Records:

---+---

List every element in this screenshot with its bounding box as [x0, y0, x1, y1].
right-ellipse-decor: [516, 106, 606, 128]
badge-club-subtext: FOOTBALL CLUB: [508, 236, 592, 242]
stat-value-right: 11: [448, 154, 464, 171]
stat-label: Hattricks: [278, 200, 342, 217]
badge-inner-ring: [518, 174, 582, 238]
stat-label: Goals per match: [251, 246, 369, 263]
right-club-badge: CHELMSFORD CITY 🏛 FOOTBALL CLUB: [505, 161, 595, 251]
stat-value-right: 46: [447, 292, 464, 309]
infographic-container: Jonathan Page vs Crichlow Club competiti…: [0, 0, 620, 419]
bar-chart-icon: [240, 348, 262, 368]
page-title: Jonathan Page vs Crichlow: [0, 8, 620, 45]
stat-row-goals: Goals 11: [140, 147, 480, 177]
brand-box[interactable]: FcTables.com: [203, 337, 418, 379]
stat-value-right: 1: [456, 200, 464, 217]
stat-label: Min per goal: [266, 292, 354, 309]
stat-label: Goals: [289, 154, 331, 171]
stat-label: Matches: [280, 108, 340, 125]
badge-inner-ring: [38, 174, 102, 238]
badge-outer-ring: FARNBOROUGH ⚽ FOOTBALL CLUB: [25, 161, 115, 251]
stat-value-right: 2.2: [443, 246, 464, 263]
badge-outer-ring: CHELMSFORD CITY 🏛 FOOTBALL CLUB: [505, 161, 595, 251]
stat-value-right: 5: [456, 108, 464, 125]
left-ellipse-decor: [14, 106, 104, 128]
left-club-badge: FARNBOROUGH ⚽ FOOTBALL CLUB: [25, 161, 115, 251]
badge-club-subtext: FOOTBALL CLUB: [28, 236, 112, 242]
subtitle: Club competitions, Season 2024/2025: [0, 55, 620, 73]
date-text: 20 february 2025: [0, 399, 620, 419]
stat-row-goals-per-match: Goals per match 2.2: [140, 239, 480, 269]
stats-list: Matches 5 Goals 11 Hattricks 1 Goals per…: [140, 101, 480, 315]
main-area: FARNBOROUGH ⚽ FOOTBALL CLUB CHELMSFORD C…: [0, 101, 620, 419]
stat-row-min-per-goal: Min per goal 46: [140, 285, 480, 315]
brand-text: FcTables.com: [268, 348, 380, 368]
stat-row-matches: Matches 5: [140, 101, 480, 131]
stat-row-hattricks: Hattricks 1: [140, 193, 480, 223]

---+---

TASK OBJECTIVE: Retype the entries above line for line, without changing anything.

SOLUTION TO THIS EXERCISE:
List every element in this screenshot with its bounding box as [x0, y0, x1, y1].
right-ellipse-decor: [516, 106, 606, 128]
badge-club-subtext: FOOTBALL CLUB: [508, 236, 592, 242]
stat-value-right: 11: [448, 154, 464, 171]
stat-label: Hattricks: [278, 200, 342, 217]
badge-inner-ring: [518, 174, 582, 238]
stat-label: Goals per match: [251, 246, 369, 263]
right-club-badge: CHELMSFORD CITY 🏛 FOOTBALL CLUB: [505, 161, 595, 251]
stat-value-right: 46: [447, 292, 464, 309]
infographic-container: Jonathan Page vs Crichlow Club competiti…: [0, 0, 620, 419]
bar-chart-icon: [240, 348, 262, 368]
page-title: Jonathan Page vs Crichlow: [0, 8, 620, 45]
stat-row-goals: Goals 11: [140, 147, 480, 177]
brand-box[interactable]: FcTables.com: [203, 337, 418, 379]
stat-value-right: 1: [456, 200, 464, 217]
stat-label: Min per goal: [266, 292, 354, 309]
stat-label: Goals: [289, 154, 331, 171]
stat-label: Matches: [280, 108, 340, 125]
badge-inner-ring: [38, 174, 102, 238]
badge-outer-ring: FARNBOROUGH ⚽ FOOTBALL CLUB: [25, 161, 115, 251]
stat-value-right: 2.2: [443, 246, 464, 263]
badge-outer-ring: CHELMSFORD CITY 🏛 FOOTBALL CLUB: [505, 161, 595, 251]
stat-value-right: 5: [456, 108, 464, 125]
left-ellipse-decor: [14, 106, 104, 128]
left-club-badge: FARNBOROUGH ⚽ FOOTBALL CLUB: [25, 161, 115, 251]
badge-club-subtext: FOOTBALL CLUB: [28, 236, 112, 242]
subtitle: Club competitions, Season 2024/2025: [0, 55, 620, 73]
date-text: 20 february 2025: [0, 399, 620, 419]
stat-row-goals-per-match: Goals per match 2.2: [140, 239, 480, 269]
stats-list: Matches 5 Goals 11 Hattricks 1 Goals per…: [140, 101, 480, 315]
main-area: FARNBOROUGH ⚽ FOOTBALL CLUB CHELMSFORD C…: [0, 101, 620, 419]
stat-row-min-per-goal: Min per goal 46: [140, 285, 480, 315]
brand-text: FcTables.com: [268, 348, 380, 368]
stat-row-matches: Matches 5: [140, 101, 480, 131]
stat-row-hattricks: Hattricks 1: [140, 193, 480, 223]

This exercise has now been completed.